(Records from a collection of figures)
-*-*-

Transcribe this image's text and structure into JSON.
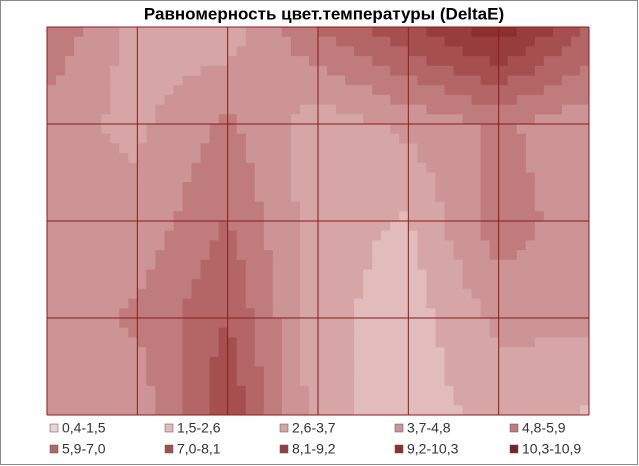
{
  "chart_data": {
    "type": "contour",
    "title": "Равномерность цвет.температуры (DeltaE)",
    "z": [
      [
        6,
        3,
        3,
        6,
        8,
        10,
        7
      ],
      [
        4,
        3.5,
        5,
        3,
        4,
        5,
        4
      ],
      [
        4,
        4,
        6,
        3,
        2.5,
        5.5,
        4
      ],
      [
        4,
        5,
        7,
        3,
        2,
        4,
        4
      ],
      [
        4,
        4,
        8,
        3,
        2,
        3,
        2.5
      ]
    ],
    "grid": true,
    "levels": [
      {
        "name": "0,4-1,5",
        "range": [
          0.4,
          1.5
        ],
        "color": "#ecd2d2"
      },
      {
        "name": "1,5-2,6",
        "range": [
          1.5,
          2.6
        ],
        "color": "#e2bcbc"
      },
      {
        "name": "2,6-3,7",
        "range": [
          2.6,
          3.7
        ],
        "color": "#d6a6a6"
      },
      {
        "name": "3,7-4,8",
        "range": [
          3.7,
          4.8
        ],
        "color": "#cc9494"
      },
      {
        "name": "4,8-5,9",
        "range": [
          4.8,
          5.9
        ],
        "color": "#c07c7c"
      },
      {
        "name": "5,9-7,0",
        "range": [
          5.9,
          7.0
        ],
        "color": "#b46666"
      },
      {
        "name": "7,0-8,1",
        "range": [
          7.0,
          8.1
        ],
        "color": "#a64f4f"
      },
      {
        "name": "8,1-9,2",
        "range": [
          8.1,
          9.2
        ],
        "color": "#983d3d"
      },
      {
        "name": "9,2-10,3",
        "range": [
          9.2,
          10.3
        ],
        "color": "#8b2f2f"
      },
      {
        "name": "10,3-10,9",
        "range": [
          10.3,
          10.9
        ],
        "color": "#7a2222"
      }
    ]
  }
}
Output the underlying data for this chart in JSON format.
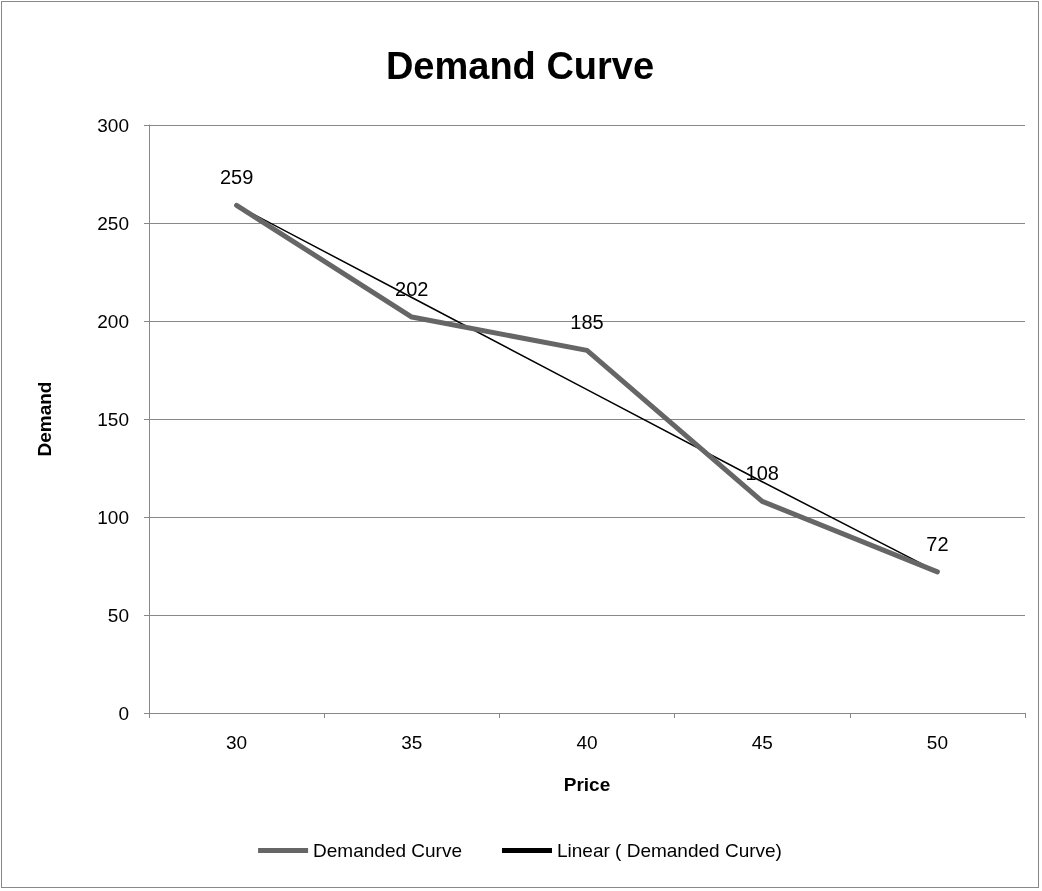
{
  "chart_data": {
    "type": "line",
    "title": "Demand Curve",
    "xlabel": "Price",
    "ylabel": "Demand",
    "categories": [
      "30",
      "35",
      "40",
      "45",
      "50"
    ],
    "series": [
      {
        "name": "Demanded Curve",
        "color": "#666666",
        "values": [
          259,
          202,
          185,
          108,
          72
        ],
        "value_labels": [
          "259",
          "202",
          "185",
          "108",
          "72"
        ]
      },
      {
        "name": "Linear ( Demanded Curve)",
        "color": "#000000",
        "values": [
          259,
          212,
          165,
          118,
          72
        ]
      }
    ],
    "ylim": [
      0,
      300
    ],
    "yticks": [
      0,
      50,
      100,
      150,
      200,
      250,
      300
    ],
    "grid": "y",
    "legend": "bottom",
    "marker": "none"
  }
}
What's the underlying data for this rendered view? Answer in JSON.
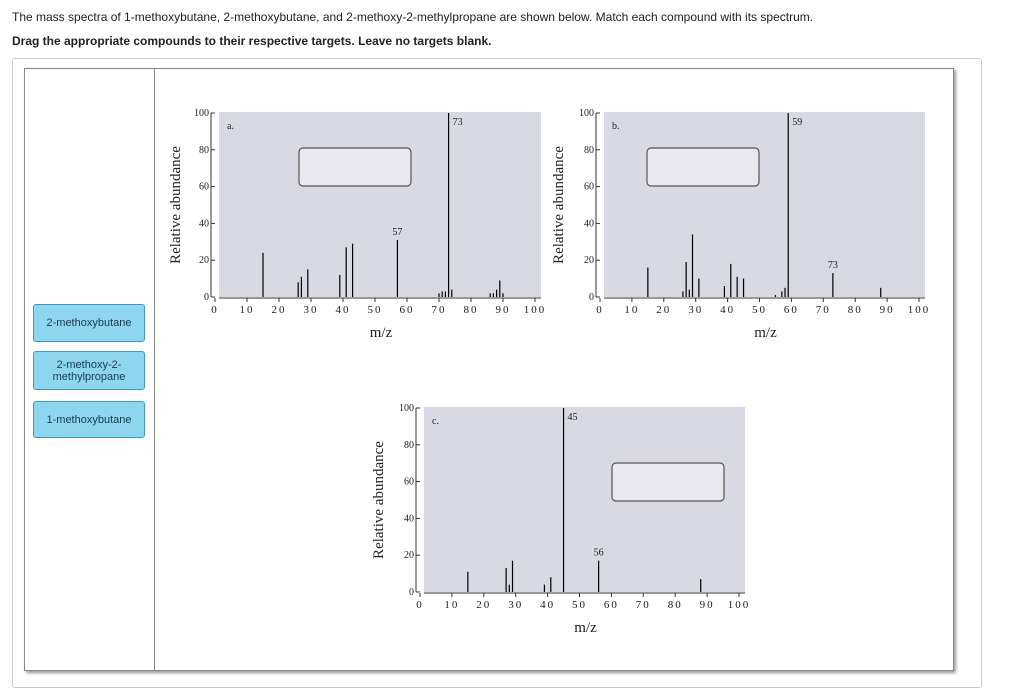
{
  "question": {
    "prompt": "The mass spectra of 1-methoxybutane, 2-methoxybutane, and 2-methoxy-2-methylpropane are shown below. Match each compound with its spectrum.",
    "instruction": "Drag the appropriate compounds to their respective targets. Leave no targets blank."
  },
  "answers": [
    "2-methoxybutane",
    "2-methoxy-2-methylpropane",
    "1-methoxybutane"
  ],
  "chart_data": [
    {
      "type": "bar",
      "label": "a.",
      "x": [
        15,
        26,
        27,
        29,
        39,
        41,
        43,
        57,
        70,
        71,
        72,
        73,
        74,
        86,
        87,
        88,
        89,
        90
      ],
      "values": [
        24,
        8,
        11,
        15,
        12,
        27,
        29,
        31,
        2,
        3,
        3,
        100,
        4,
        2,
        2,
        4,
        9,
        2
      ],
      "xlim": [
        0,
        100
      ],
      "ylim": [
        0,
        100
      ],
      "xticks": [
        0,
        10,
        20,
        30,
        40,
        50,
        60,
        70,
        80,
        90,
        100
      ],
      "yticks": [
        0,
        20,
        40,
        60,
        80,
        100
      ],
      "xlabel": "m/z",
      "ylabel": "Relative abundance",
      "annotations": [
        {
          "x": 57,
          "text": "57"
        },
        {
          "x": 73,
          "text": "73"
        }
      ],
      "color": "#000000",
      "background": "#d9d9e4"
    },
    {
      "type": "bar",
      "label": "b.",
      "x": [
        15,
        26,
        27,
        28,
        29,
        31,
        39,
        41,
        43,
        45,
        55,
        57,
        58,
        59,
        73,
        88
      ],
      "values": [
        16,
        3,
        19,
        4,
        34,
        10,
        6,
        18,
        11,
        10,
        1,
        3,
        5,
        100,
        13,
        5
      ],
      "xlim": [
        0,
        100
      ],
      "ylim": [
        0,
        100
      ],
      "xticks": [
        0,
        10,
        20,
        30,
        40,
        50,
        60,
        70,
        80,
        90,
        100
      ],
      "yticks": [
        0,
        20,
        40,
        60,
        80,
        100
      ],
      "xlabel": "m/z",
      "ylabel": "Relative abundance",
      "annotations": [
        {
          "x": 59,
          "text": "59"
        },
        {
          "x": 73,
          "text": "73"
        }
      ],
      "color": "#000000",
      "background": "#d9d9e4"
    },
    {
      "type": "bar",
      "label": "c.",
      "x": [
        15,
        27,
        28,
        29,
        39,
        41,
        45,
        56,
        88
      ],
      "values": [
        11,
        13,
        4,
        17,
        4,
        8,
        100,
        17,
        7
      ],
      "xlim": [
        0,
        100
      ],
      "ylim": [
        0,
        100
      ],
      "xticks": [
        0,
        10,
        20,
        30,
        40,
        50,
        60,
        70,
        80,
        90,
        100
      ],
      "yticks": [
        0,
        20,
        40,
        60,
        80,
        100
      ],
      "xlabel": "m/z",
      "ylabel": "Relative abundance",
      "annotations": [
        {
          "x": 45,
          "text": "45"
        },
        {
          "x": 56,
          "text": "56"
        }
      ],
      "color": "#000000",
      "background": "#d9d9e4"
    }
  ]
}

-*-*-

Look through the listing above and count the lines where the string "underlying" appears. Report the number only.

2